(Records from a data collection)
— Begin —

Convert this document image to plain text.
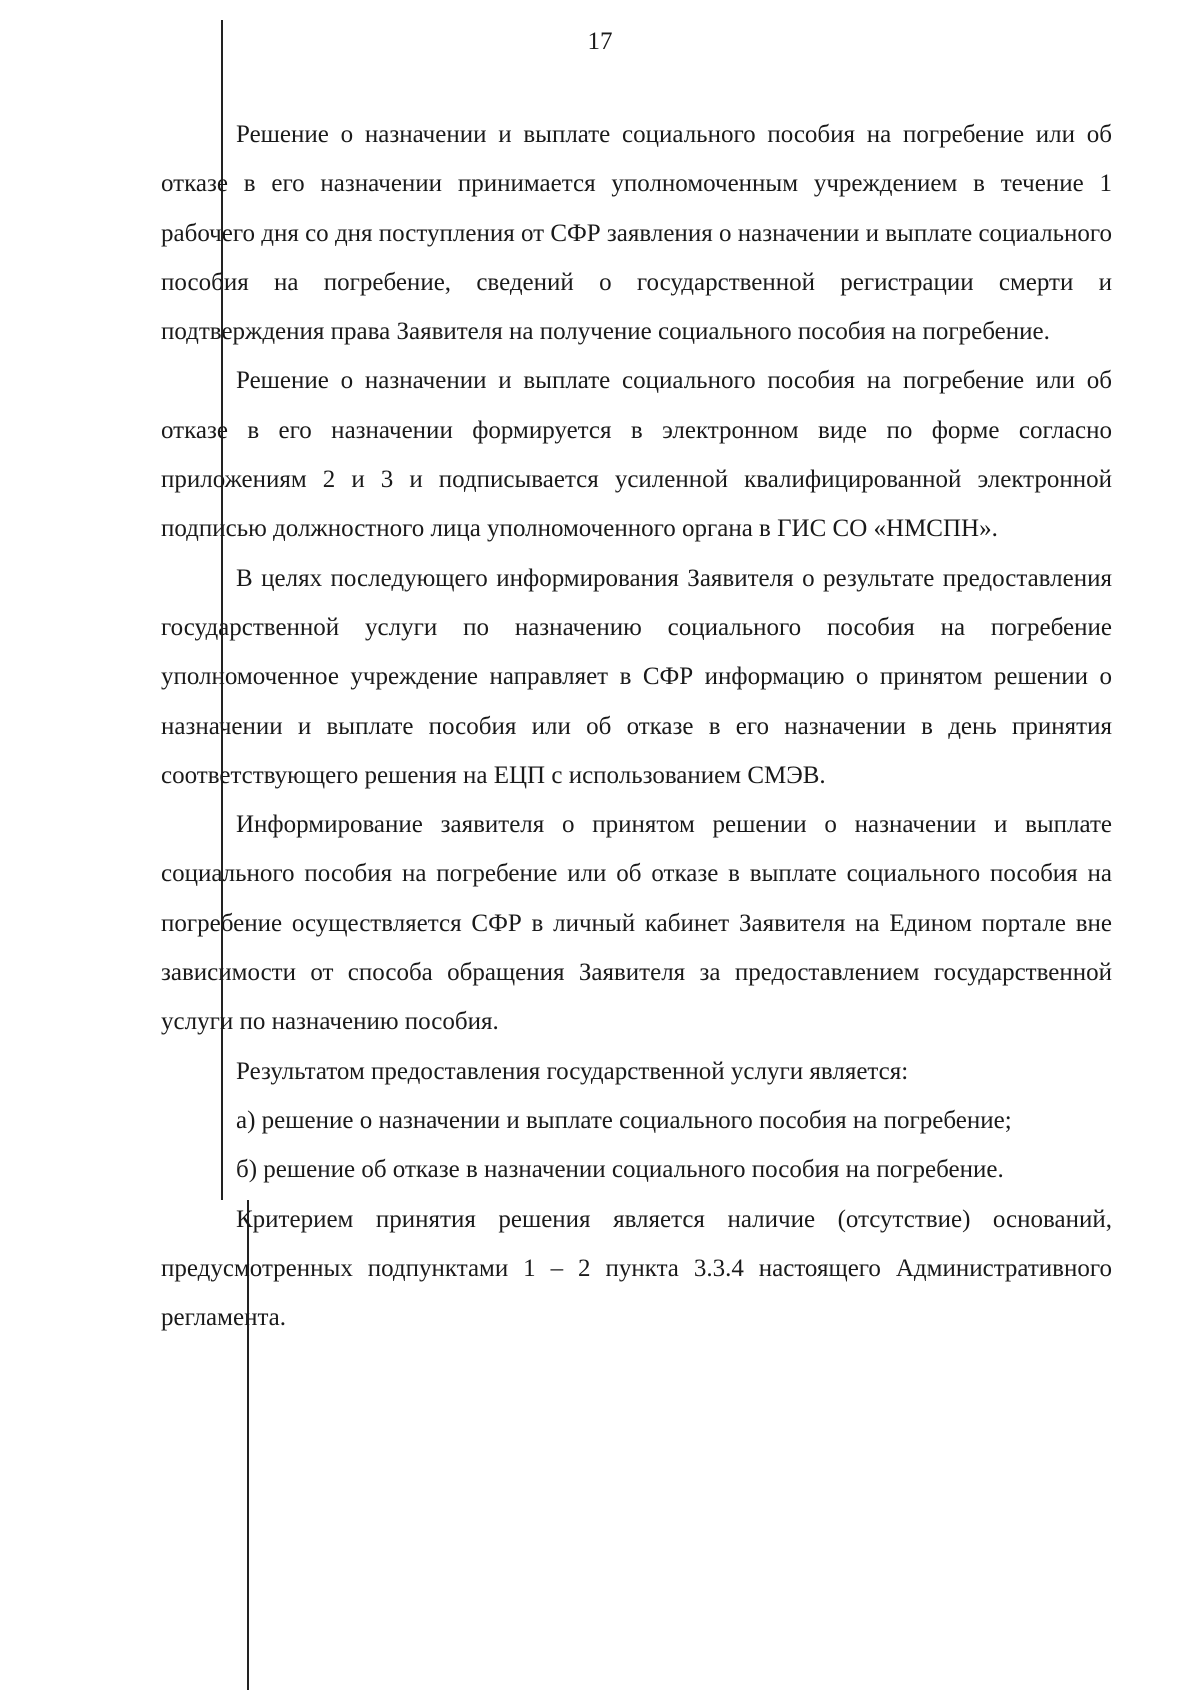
17

Решение о назначении и выплате социального пособия на погребение или об отказе в его назначении принимается уполномоченным учреждением в течение 1 рабочего дня со дня поступления от СФР заявления о назначении и выплате социального пособия на погребение, сведений о государственной регистрации смерти и подтверждения права Заявителя на получение социального пособия на погребение.

Решение о назначении и выплате социального пособия на погребение или об отказе в его назначении формируется в электронном виде по форме согласно приложениям 2 и 3 и подписывается усиленной квалифицированной электронной подписью должностного лица уполномоченного органа в ГИС СО «НМСПН».

В целях последующего информирования Заявителя о результате предоставления государственной услуги по назначению социального пособия на погребение уполномоченное учреждение направляет в СФР информацию о принятом решении о назначении и выплате пособия или об отказе в его назначении в день принятия соответствующего решения на ЕЦП с использованием СМЭВ.

Информирование заявителя о принятом решении о назначении и выплате социального пособия на погребение или об отказе в выплате социального пособия на погребение осуществляется СФР в личный кабинет Заявителя на Едином портале вне зависимости от способа обращения Заявителя за предоставлением государственной услуги по назначению пособия.

Результатом предоставления государственной услуги является:

а) решение о назначении и выплате социального пособия на погребение;

б) решение об отказе в назначении социального пособия на погребение.

Критерием принятия решения является наличие (отсутствие) оснований, предусмотренных подпунктами 1 – 2 пункта 3.3.4 настоящего Административного регламента.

— End —

> _Exercise_
Your task is to copy the entries in full and exactly, without any images.

> _Result below_
Convert this document image to plain text.
17

Решение о назначении и выплате социального пособия на погребение или об отказе в его назначении принимается уполномоченным учреждением в течение 1 рабочего дня со дня поступления от СФР заявления о назначении и выплате социального пособия на погребение, сведений о государственной регистрации смерти и подтверждения права Заявителя на получение социального пособия на погребение.

Решение о назначении и выплате социального пособия на погребение или об отказе в его назначении формируется в электронном виде по форме согласно приложениям 2 и 3 и подписывается усиленной квалифицированной электронной подписью должностного лица уполномоченного органа в ГИС СО «НМСПН».

В целях последующего информирования Заявителя о результате предоставления государственной услуги по назначению социального пособия на погребение уполномоченное учреждение направляет в СФР информацию о принятом решении о назначении и выплате пособия или об отказе в его назначении в день принятия соответствующего решения на ЕЦП с использованием СМЭВ.

Информирование заявителя о принятом решении о назначении и выплате социального пособия на погребение или об отказе в выплате социального пособия на погребение осуществляется СФР в личный кабинет Заявителя на Едином портале вне зависимости от способа обращения Заявителя за предоставлением государственной услуги по назначению пособия.

Результатом предоставления государственной услуги является:

а) решение о назначении и выплате социального пособия на погребение;

б) решение об отказе в назначении социального пособия на погребение.

Критерием принятия решения является наличие (отсутствие) оснований, предусмотренных подпунктами 1 – 2 пункта 3.3.4 настоящего Административного регламента.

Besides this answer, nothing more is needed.